(Data in this exercise):
★ ★ ★ ★ ★ ★ ★

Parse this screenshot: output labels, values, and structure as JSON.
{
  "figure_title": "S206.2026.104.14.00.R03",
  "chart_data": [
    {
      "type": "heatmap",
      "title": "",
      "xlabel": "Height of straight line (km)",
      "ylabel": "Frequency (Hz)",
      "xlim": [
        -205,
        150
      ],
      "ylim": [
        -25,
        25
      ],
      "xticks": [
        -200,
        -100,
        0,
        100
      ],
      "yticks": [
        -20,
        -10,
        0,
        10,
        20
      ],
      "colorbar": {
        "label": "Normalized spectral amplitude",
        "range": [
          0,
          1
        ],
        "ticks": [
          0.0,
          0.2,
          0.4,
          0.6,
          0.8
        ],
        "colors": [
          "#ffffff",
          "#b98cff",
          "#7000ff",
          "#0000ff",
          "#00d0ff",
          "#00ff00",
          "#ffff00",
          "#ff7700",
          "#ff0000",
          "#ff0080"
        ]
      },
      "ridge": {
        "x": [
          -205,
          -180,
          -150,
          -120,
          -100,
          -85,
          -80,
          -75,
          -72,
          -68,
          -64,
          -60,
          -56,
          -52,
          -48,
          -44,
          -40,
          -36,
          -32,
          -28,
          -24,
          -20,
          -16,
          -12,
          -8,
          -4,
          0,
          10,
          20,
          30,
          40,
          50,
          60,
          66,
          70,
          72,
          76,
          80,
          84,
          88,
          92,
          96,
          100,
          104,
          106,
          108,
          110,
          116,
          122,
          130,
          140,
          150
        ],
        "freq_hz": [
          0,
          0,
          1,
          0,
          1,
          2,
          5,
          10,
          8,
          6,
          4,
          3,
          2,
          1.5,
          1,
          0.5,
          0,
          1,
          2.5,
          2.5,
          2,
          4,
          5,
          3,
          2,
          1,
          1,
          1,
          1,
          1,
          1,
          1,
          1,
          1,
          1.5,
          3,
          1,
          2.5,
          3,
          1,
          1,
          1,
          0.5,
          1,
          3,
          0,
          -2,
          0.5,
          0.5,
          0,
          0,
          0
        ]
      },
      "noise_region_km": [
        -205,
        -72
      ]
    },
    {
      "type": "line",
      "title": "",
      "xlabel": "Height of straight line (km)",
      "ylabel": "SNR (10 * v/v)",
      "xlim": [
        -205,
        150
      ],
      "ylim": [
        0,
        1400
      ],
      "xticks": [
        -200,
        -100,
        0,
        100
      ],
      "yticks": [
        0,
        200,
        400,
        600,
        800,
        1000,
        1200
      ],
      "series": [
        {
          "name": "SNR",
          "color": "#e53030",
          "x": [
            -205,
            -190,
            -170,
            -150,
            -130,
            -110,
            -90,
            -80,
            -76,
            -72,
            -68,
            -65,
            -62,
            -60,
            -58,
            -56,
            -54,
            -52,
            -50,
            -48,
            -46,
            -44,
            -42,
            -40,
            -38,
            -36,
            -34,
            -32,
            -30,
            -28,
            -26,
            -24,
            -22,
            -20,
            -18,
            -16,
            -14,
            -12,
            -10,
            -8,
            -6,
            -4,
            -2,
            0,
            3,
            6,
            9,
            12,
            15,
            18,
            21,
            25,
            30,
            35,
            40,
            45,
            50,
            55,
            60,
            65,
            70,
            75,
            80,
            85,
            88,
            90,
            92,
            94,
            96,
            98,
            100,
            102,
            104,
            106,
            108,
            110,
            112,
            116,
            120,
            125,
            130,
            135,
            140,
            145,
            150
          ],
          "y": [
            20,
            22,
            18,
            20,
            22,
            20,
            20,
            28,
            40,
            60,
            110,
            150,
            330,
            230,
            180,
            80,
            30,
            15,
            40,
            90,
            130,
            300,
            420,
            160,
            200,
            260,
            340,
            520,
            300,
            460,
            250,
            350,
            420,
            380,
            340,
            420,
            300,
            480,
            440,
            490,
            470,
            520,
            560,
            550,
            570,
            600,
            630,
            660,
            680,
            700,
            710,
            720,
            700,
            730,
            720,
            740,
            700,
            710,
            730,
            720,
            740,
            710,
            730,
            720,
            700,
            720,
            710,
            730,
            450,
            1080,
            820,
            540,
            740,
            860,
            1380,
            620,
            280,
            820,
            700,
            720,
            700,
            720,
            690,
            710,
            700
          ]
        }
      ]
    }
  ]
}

★ ★ ★ ★ ★ ★ ★

(Objective):
Copy out all of the lines above exactly.

(Complete response):
Parse this screenshot: output labels, values, and structure as JSON.
{
  "figure_title": "S206.2026.104.14.00.R03",
  "chart_data": [
    {
      "type": "heatmap",
      "title": "",
      "xlabel": "Height of straight line (km)",
      "ylabel": "Frequency (Hz)",
      "xlim": [
        -205,
        150
      ],
      "ylim": [
        -25,
        25
      ],
      "xticks": [
        -200,
        -100,
        0,
        100
      ],
      "yticks": [
        -20,
        -10,
        0,
        10,
        20
      ],
      "colorbar": {
        "label": "Normalized spectral amplitude",
        "range": [
          0,
          1
        ],
        "ticks": [
          0.0,
          0.2,
          0.4,
          0.6,
          0.8
        ],
        "colors": [
          "#ffffff",
          "#b98cff",
          "#7000ff",
          "#0000ff",
          "#00d0ff",
          "#00ff00",
          "#ffff00",
          "#ff7700",
          "#ff0000",
          "#ff0080"
        ]
      },
      "ridge": {
        "x": [
          -205,
          -180,
          -150,
          -120,
          -100,
          -85,
          -80,
          -75,
          -72,
          -68,
          -64,
          -60,
          -56,
          -52,
          -48,
          -44,
          -40,
          -36,
          -32,
          -28,
          -24,
          -20,
          -16,
          -12,
          -8,
          -4,
          0,
          10,
          20,
          30,
          40,
          50,
          60,
          66,
          70,
          72,
          76,
          80,
          84,
          88,
          92,
          96,
          100,
          104,
          106,
          108,
          110,
          116,
          122,
          130,
          140,
          150
        ],
        "freq_hz": [
          0,
          0,
          1,
          0,
          1,
          2,
          5,
          10,
          8,
          6,
          4,
          3,
          2,
          1.5,
          1,
          0.5,
          0,
          1,
          2.5,
          2.5,
          2,
          4,
          5,
          3,
          2,
          1,
          1,
          1,
          1,
          1,
          1,
          1,
          1,
          1,
          1.5,
          3,
          1,
          2.5,
          3,
          1,
          1,
          1,
          0.5,
          1,
          3,
          0,
          -2,
          0.5,
          0.5,
          0,
          0,
          0
        ]
      },
      "noise_region_km": [
        -205,
        -72
      ]
    },
    {
      "type": "line",
      "title": "",
      "xlabel": "Height of straight line (km)",
      "ylabel": "SNR (10 * v/v)",
      "xlim": [
        -205,
        150
      ],
      "ylim": [
        0,
        1400
      ],
      "xticks": [
        -200,
        -100,
        0,
        100
      ],
      "yticks": [
        0,
        200,
        400,
        600,
        800,
        1000,
        1200
      ],
      "series": [
        {
          "name": "SNR",
          "color": "#e53030",
          "x": [
            -205,
            -190,
            -170,
            -150,
            -130,
            -110,
            -90,
            -80,
            -76,
            -72,
            -68,
            -65,
            -62,
            -60,
            -58,
            -56,
            -54,
            -52,
            -50,
            -48,
            -46,
            -44,
            -42,
            -40,
            -38,
            -36,
            -34,
            -32,
            -30,
            -28,
            -26,
            -24,
            -22,
            -20,
            -18,
            -16,
            -14,
            -12,
            -10,
            -8,
            -6,
            -4,
            -2,
            0,
            3,
            6,
            9,
            12,
            15,
            18,
            21,
            25,
            30,
            35,
            40,
            45,
            50,
            55,
            60,
            65,
            70,
            75,
            80,
            85,
            88,
            90,
            92,
            94,
            96,
            98,
            100,
            102,
            104,
            106,
            108,
            110,
            112,
            116,
            120,
            125,
            130,
            135,
            140,
            145,
            150
          ],
          "y": [
            20,
            22,
            18,
            20,
            22,
            20,
            20,
            28,
            40,
            60,
            110,
            150,
            330,
            230,
            180,
            80,
            30,
            15,
            40,
            90,
            130,
            300,
            420,
            160,
            200,
            260,
            340,
            520,
            300,
            460,
            250,
            350,
            420,
            380,
            340,
            420,
            300,
            480,
            440,
            490,
            470,
            520,
            560,
            550,
            570,
            600,
            630,
            660,
            680,
            700,
            710,
            720,
            700,
            730,
            720,
            740,
            700,
            710,
            730,
            720,
            740,
            710,
            730,
            720,
            700,
            720,
            710,
            730,
            450,
            1080,
            820,
            540,
            740,
            860,
            1380,
            620,
            280,
            820,
            700,
            720,
            700,
            720,
            690,
            710,
            700
          ]
        }
      ]
    }
  ]
}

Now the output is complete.